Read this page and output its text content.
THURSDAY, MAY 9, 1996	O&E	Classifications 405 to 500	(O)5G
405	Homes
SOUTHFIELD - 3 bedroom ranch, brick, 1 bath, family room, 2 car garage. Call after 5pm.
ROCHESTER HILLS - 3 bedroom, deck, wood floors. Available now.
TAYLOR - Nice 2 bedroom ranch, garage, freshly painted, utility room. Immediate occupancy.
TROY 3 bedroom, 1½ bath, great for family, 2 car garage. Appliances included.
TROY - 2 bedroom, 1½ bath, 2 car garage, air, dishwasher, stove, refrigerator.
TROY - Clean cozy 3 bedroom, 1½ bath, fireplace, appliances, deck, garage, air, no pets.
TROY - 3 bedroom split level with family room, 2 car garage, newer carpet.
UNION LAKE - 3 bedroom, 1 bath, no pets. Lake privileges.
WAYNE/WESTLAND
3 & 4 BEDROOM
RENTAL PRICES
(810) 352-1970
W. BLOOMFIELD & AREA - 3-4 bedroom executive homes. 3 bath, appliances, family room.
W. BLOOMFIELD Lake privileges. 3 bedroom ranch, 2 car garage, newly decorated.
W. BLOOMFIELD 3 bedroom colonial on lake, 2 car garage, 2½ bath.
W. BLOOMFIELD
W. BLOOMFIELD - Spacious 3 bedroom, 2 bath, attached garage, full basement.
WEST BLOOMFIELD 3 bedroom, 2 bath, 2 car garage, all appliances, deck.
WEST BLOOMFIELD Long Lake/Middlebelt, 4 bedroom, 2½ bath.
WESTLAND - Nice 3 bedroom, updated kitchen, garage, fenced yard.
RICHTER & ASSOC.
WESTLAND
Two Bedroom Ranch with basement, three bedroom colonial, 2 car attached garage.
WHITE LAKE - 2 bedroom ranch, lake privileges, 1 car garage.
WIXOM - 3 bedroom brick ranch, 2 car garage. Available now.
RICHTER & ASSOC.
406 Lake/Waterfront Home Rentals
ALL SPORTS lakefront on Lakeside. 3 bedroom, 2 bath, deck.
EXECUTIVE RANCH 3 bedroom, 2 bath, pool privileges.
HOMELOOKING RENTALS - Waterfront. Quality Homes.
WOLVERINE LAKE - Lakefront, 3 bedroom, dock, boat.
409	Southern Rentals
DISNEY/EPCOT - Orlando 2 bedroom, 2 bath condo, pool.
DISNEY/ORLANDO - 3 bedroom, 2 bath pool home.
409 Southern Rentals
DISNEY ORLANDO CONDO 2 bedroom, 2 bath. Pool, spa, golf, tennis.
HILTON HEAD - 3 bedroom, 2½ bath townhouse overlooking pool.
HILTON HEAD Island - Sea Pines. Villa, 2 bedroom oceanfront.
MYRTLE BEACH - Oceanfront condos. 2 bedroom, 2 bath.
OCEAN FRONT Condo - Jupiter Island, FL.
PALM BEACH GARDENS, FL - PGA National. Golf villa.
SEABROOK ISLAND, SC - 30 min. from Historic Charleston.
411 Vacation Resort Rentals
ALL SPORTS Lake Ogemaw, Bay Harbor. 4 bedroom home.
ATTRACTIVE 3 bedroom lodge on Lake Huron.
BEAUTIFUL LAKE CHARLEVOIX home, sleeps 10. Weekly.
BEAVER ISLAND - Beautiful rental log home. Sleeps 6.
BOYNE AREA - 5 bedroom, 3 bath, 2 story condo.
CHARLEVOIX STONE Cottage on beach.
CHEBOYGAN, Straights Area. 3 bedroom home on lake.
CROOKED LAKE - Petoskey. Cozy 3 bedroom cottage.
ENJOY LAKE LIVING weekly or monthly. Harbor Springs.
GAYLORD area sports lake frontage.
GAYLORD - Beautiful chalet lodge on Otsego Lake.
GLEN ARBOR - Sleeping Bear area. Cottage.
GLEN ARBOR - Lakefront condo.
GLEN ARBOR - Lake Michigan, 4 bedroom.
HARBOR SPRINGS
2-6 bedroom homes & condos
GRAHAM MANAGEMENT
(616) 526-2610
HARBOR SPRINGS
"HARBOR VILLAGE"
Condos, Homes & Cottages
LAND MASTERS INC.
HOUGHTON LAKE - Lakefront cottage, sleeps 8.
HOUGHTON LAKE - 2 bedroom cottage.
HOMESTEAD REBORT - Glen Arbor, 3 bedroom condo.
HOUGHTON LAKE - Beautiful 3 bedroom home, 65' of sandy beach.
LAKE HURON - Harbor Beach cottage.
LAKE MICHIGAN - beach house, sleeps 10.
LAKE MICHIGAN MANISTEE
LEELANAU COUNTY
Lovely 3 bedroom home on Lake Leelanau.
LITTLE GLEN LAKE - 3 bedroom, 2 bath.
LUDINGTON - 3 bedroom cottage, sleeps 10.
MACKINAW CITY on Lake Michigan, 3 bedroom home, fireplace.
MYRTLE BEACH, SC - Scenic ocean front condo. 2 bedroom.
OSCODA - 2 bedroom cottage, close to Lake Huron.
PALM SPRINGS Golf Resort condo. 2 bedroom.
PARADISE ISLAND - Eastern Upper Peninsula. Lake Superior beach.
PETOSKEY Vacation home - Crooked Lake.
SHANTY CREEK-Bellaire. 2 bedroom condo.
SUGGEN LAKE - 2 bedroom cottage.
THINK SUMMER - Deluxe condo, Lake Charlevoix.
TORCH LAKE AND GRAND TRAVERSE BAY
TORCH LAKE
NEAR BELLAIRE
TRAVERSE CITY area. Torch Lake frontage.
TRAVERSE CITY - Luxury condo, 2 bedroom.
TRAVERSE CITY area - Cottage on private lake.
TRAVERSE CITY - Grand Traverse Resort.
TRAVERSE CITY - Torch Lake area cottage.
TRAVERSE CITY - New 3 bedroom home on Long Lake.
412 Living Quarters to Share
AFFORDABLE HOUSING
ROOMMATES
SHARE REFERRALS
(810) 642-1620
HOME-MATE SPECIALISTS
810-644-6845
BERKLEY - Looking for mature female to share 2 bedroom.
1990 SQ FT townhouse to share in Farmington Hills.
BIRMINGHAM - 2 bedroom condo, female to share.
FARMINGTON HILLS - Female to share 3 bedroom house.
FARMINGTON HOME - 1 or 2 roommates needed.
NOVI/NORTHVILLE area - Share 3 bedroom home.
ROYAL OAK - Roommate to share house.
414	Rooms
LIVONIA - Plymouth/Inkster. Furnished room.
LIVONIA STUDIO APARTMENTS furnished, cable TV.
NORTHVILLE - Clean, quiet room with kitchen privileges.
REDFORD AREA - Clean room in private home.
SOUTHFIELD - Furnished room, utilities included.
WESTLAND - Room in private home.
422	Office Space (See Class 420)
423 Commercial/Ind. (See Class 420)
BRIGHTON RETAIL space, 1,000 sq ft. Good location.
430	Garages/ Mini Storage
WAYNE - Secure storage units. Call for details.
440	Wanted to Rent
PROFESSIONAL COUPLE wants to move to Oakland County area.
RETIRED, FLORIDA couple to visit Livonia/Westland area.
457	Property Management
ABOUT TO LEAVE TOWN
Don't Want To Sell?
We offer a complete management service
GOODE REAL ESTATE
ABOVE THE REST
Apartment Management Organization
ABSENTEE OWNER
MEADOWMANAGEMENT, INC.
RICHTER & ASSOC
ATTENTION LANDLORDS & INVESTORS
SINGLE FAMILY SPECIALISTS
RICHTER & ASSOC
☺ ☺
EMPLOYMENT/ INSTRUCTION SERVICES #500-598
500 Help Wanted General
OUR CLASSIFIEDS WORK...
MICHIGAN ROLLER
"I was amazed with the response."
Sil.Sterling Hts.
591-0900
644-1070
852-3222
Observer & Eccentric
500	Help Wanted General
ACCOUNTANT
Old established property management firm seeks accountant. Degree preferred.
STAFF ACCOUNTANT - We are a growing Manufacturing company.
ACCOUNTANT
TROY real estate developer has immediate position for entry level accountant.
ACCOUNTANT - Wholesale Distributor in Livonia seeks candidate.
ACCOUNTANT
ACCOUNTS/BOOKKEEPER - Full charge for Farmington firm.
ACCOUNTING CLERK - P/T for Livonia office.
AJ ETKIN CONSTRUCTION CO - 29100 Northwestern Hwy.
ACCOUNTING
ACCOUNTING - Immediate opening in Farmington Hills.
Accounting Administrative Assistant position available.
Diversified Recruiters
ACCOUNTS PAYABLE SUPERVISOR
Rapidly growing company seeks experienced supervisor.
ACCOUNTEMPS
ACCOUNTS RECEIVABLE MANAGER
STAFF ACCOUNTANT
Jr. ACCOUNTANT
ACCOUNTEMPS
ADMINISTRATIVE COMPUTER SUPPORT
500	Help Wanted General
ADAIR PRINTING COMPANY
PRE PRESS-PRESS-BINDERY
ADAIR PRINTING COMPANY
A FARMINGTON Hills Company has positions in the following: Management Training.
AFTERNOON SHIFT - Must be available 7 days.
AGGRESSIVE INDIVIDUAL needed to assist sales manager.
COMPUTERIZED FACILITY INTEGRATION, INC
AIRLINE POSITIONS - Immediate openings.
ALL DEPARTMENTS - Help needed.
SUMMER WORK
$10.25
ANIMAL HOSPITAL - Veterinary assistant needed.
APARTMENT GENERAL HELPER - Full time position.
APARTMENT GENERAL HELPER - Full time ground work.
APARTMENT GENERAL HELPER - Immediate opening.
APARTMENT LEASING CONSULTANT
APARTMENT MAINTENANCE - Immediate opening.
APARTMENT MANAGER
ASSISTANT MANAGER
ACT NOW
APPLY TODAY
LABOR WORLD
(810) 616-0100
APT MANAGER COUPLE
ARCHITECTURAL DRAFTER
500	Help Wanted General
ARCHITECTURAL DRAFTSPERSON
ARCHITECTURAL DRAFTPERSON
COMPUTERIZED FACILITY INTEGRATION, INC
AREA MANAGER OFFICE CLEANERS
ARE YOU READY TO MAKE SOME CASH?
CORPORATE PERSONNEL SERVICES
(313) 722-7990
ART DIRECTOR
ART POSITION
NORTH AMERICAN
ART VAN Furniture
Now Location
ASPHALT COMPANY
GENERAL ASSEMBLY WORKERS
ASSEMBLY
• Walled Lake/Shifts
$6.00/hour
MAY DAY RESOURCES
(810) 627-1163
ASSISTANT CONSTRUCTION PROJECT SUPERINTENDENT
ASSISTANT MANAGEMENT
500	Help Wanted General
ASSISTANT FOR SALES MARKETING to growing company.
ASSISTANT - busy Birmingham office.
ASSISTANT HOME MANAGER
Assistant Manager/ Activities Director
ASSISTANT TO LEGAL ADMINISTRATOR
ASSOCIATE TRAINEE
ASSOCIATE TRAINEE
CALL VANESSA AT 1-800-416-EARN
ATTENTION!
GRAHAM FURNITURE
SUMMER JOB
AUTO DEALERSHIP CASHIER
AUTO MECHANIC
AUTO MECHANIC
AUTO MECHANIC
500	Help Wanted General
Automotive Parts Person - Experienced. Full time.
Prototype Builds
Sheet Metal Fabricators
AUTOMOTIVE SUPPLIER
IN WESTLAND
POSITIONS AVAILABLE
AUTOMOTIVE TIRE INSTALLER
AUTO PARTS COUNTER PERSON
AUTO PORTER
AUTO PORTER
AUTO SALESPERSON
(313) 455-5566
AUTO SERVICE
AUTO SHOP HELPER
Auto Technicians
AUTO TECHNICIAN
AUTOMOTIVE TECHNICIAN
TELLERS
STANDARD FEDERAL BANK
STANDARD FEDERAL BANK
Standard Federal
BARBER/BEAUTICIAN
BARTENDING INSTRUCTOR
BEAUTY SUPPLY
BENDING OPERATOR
━━━━━━━━━━
Return each line where "SERVICES" shows up.

[SOLUTION TO THE PROBLEM]:
EMPLOYMENT/ INSTRUCTION SERVICES #500-598
CORPORATE PERSONNEL SERVICES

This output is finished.